───── INPUT MATERIAL

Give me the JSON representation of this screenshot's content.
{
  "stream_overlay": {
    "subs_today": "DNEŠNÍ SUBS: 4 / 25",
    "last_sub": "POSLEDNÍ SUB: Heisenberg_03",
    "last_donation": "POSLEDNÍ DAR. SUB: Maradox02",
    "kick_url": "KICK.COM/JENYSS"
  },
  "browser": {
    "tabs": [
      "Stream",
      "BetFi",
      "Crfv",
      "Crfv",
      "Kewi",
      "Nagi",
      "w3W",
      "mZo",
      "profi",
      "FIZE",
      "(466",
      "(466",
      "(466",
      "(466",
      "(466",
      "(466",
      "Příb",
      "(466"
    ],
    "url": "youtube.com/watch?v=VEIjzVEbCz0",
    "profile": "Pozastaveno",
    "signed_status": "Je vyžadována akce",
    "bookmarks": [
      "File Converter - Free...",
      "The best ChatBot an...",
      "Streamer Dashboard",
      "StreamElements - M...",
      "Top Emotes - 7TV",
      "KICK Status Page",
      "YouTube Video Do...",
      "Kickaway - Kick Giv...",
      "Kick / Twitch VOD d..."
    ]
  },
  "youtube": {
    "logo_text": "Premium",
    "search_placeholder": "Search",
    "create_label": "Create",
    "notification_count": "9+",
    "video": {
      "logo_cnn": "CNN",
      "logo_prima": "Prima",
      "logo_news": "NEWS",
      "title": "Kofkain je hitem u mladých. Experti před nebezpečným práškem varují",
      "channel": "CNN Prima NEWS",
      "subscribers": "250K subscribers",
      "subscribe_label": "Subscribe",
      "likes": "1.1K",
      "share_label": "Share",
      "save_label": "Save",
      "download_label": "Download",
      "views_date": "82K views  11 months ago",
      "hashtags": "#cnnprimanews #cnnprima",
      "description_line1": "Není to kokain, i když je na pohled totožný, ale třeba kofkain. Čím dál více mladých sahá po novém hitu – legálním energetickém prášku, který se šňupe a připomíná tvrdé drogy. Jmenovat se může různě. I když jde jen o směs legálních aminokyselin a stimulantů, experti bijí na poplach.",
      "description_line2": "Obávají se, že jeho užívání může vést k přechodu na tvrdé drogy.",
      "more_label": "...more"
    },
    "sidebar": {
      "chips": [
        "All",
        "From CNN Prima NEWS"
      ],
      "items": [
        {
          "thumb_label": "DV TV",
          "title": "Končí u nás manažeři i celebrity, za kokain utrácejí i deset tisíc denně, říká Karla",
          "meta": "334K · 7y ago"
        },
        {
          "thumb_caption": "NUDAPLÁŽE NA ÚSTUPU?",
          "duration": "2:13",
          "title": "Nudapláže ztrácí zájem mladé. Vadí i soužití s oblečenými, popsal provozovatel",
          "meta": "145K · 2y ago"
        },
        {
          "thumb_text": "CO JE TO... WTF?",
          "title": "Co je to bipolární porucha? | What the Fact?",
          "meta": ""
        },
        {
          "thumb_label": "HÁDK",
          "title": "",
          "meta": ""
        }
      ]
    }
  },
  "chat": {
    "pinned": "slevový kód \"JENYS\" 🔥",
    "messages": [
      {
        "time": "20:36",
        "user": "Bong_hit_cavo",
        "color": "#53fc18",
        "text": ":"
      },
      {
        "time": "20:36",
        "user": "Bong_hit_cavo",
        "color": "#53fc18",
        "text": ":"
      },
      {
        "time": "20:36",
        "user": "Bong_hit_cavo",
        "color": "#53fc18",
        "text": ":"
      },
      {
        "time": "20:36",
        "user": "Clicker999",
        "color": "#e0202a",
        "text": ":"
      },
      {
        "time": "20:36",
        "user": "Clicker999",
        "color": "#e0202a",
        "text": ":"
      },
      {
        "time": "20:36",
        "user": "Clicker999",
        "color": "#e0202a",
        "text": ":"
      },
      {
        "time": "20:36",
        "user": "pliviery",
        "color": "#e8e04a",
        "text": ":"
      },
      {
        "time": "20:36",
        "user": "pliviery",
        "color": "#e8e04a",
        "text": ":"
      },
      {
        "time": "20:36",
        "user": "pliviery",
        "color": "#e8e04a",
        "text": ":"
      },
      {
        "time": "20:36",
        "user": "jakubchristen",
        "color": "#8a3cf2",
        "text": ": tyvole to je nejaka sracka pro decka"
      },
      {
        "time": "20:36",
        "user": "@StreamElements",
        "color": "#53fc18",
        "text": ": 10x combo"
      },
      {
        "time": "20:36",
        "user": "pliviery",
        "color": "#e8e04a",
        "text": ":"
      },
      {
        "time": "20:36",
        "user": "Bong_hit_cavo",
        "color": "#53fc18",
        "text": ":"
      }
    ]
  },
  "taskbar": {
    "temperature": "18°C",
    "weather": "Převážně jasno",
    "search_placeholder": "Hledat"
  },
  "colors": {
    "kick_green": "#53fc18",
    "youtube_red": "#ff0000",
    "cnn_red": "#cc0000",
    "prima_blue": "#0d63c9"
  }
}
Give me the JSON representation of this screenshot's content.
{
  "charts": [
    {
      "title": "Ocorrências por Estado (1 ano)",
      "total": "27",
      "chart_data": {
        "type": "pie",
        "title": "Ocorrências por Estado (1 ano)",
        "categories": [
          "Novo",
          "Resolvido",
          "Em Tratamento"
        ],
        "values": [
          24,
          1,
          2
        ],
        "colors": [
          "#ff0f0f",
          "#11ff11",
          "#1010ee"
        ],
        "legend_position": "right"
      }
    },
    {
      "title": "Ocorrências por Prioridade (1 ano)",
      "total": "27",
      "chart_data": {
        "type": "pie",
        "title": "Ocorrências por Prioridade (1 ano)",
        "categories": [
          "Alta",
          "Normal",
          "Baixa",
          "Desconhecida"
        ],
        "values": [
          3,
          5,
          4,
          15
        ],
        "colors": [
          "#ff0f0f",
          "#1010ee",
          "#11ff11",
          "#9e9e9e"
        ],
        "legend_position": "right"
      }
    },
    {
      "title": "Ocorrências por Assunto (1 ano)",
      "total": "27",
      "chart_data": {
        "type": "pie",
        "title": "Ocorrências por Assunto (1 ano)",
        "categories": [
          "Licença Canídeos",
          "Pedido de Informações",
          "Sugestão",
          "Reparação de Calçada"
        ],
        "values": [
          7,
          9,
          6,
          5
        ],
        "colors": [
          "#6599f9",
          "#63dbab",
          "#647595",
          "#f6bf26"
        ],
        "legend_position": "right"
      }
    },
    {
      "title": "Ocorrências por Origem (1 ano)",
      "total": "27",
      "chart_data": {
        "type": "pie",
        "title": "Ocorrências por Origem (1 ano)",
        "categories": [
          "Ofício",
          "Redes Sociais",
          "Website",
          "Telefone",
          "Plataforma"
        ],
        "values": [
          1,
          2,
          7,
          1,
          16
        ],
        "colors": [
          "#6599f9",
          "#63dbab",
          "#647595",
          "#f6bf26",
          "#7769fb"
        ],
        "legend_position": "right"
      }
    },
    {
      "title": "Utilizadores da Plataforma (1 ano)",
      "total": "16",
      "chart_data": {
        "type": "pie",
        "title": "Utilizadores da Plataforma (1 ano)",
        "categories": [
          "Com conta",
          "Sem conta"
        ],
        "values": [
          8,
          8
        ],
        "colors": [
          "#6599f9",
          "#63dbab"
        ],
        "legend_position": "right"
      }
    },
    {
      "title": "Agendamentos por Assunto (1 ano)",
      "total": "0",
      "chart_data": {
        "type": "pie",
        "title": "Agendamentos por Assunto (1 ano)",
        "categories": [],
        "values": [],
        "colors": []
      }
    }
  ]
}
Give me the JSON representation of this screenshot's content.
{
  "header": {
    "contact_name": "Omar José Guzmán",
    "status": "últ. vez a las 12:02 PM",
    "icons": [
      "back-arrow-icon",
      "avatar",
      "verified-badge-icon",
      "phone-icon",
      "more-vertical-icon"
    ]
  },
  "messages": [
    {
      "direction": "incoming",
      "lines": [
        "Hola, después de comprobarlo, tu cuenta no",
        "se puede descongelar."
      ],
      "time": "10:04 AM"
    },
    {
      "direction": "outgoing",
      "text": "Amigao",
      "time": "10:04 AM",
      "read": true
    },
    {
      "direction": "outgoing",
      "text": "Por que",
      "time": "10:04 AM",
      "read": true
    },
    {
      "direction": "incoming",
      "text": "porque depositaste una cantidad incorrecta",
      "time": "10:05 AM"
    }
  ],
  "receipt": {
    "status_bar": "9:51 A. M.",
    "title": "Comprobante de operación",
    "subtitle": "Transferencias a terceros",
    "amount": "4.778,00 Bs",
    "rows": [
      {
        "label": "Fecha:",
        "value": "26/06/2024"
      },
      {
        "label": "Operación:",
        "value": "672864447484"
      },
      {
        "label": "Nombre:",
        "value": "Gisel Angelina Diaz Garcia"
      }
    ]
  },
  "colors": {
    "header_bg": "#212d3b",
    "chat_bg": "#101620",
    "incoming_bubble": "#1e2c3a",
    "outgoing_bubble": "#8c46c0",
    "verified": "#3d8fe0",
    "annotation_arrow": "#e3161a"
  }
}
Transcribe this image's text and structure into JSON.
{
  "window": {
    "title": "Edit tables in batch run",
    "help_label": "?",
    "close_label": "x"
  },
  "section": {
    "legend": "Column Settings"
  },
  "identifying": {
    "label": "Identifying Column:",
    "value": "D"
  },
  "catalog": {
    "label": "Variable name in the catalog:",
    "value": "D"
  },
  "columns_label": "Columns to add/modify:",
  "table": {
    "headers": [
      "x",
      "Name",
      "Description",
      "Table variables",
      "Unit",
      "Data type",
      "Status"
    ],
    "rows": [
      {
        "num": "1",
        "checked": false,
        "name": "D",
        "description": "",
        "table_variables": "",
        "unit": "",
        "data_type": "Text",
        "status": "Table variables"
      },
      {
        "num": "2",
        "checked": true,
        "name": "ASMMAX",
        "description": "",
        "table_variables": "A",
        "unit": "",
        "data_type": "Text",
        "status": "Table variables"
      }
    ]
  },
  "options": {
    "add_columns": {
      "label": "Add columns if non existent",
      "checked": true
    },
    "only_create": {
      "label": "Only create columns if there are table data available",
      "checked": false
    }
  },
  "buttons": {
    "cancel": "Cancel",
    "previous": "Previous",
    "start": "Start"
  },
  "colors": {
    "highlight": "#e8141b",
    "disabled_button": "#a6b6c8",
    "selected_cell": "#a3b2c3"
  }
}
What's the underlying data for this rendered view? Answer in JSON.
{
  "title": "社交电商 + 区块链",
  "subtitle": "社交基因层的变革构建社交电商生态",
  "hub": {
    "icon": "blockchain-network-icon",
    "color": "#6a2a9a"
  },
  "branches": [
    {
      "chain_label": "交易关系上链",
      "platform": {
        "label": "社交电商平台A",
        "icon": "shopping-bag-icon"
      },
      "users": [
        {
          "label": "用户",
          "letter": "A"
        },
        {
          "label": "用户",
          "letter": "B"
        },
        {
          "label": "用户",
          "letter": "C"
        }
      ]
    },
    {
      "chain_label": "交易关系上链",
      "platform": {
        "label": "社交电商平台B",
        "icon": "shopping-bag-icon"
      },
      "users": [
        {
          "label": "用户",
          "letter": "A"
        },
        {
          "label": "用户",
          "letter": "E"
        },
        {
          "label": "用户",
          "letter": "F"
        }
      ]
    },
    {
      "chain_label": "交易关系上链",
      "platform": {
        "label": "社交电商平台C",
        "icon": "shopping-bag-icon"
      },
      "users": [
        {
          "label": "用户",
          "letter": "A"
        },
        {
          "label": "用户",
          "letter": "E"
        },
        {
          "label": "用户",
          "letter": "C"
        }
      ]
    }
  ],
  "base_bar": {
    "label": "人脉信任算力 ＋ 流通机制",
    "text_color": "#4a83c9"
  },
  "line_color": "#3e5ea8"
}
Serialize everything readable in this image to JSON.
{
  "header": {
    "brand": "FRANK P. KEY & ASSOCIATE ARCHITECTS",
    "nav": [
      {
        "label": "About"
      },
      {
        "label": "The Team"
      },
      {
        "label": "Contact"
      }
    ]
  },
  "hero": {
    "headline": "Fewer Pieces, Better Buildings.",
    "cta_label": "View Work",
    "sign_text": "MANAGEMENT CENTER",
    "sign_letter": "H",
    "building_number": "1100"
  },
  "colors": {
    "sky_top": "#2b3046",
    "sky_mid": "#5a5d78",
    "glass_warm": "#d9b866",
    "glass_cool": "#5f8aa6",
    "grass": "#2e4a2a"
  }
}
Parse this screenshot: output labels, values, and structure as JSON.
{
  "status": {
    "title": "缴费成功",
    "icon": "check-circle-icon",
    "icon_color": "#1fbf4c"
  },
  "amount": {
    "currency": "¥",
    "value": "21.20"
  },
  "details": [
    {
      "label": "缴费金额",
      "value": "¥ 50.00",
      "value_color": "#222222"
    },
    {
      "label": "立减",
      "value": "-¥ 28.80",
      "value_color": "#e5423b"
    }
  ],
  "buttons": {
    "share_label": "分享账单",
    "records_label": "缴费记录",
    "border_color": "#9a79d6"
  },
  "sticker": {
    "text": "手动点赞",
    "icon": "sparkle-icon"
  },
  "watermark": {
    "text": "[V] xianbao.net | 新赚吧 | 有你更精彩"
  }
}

──────────

## STATED TASK
Track down every line with the word "Utilizadores" and copy it.

## EXERCISE SOLUTION
      "title": "Utilizadores da Plataforma (1 ano)",
        "title": "Utilizadores da Plataforma (1 ano)",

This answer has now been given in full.